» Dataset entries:
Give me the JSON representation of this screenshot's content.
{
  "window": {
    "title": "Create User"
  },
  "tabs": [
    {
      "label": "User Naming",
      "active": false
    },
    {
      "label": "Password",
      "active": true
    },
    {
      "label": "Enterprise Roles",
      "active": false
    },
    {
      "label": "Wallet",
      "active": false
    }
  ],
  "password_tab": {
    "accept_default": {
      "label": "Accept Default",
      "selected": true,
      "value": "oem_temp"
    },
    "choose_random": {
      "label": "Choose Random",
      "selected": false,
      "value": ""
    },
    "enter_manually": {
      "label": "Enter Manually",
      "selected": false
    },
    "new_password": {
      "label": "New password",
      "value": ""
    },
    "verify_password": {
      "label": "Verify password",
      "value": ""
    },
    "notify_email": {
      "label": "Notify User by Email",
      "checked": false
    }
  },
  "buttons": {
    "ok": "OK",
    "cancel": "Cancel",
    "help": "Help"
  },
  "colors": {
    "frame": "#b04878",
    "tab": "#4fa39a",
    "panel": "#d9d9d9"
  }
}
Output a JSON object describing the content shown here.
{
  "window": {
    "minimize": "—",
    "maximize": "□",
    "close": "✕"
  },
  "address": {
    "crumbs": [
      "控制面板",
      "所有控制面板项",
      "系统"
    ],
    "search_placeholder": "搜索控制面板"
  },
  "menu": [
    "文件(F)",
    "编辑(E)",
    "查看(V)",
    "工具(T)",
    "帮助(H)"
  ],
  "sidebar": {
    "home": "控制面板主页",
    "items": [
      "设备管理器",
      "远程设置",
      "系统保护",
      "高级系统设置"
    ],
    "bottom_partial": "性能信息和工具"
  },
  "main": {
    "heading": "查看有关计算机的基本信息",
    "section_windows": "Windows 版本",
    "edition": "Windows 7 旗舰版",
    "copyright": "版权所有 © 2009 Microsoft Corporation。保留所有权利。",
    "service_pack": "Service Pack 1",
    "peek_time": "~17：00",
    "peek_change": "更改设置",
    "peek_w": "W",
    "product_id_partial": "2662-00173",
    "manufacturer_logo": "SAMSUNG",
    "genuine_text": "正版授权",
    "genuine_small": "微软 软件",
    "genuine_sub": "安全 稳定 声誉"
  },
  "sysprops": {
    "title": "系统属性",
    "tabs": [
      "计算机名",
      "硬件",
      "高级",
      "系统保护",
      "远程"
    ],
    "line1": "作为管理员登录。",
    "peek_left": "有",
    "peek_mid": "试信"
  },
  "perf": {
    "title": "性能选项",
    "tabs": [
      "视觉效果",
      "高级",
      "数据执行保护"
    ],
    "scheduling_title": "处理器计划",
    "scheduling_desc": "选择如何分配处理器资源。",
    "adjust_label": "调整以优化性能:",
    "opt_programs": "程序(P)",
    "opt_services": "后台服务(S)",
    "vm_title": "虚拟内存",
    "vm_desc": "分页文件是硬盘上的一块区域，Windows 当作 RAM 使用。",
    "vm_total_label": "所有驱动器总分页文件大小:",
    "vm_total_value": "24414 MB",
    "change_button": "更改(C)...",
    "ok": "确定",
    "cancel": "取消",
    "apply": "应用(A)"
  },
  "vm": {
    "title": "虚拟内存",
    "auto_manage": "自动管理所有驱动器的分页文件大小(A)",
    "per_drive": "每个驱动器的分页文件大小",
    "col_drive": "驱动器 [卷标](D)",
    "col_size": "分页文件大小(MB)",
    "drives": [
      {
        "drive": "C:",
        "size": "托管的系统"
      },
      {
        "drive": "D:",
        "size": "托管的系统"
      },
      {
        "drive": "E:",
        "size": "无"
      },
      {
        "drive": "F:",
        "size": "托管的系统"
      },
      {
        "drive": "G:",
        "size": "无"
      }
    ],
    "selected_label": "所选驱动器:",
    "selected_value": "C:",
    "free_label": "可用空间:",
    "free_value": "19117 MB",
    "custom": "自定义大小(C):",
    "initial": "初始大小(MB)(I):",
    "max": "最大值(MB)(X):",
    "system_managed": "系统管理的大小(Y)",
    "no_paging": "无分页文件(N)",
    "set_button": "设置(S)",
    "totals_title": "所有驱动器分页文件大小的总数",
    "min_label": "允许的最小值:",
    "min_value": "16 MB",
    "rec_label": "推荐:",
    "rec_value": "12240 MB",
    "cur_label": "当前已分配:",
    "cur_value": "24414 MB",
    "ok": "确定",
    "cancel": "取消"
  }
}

» Problem statement: Count each line with "Windows" in it and report that figure by itself.

» Right answer: 3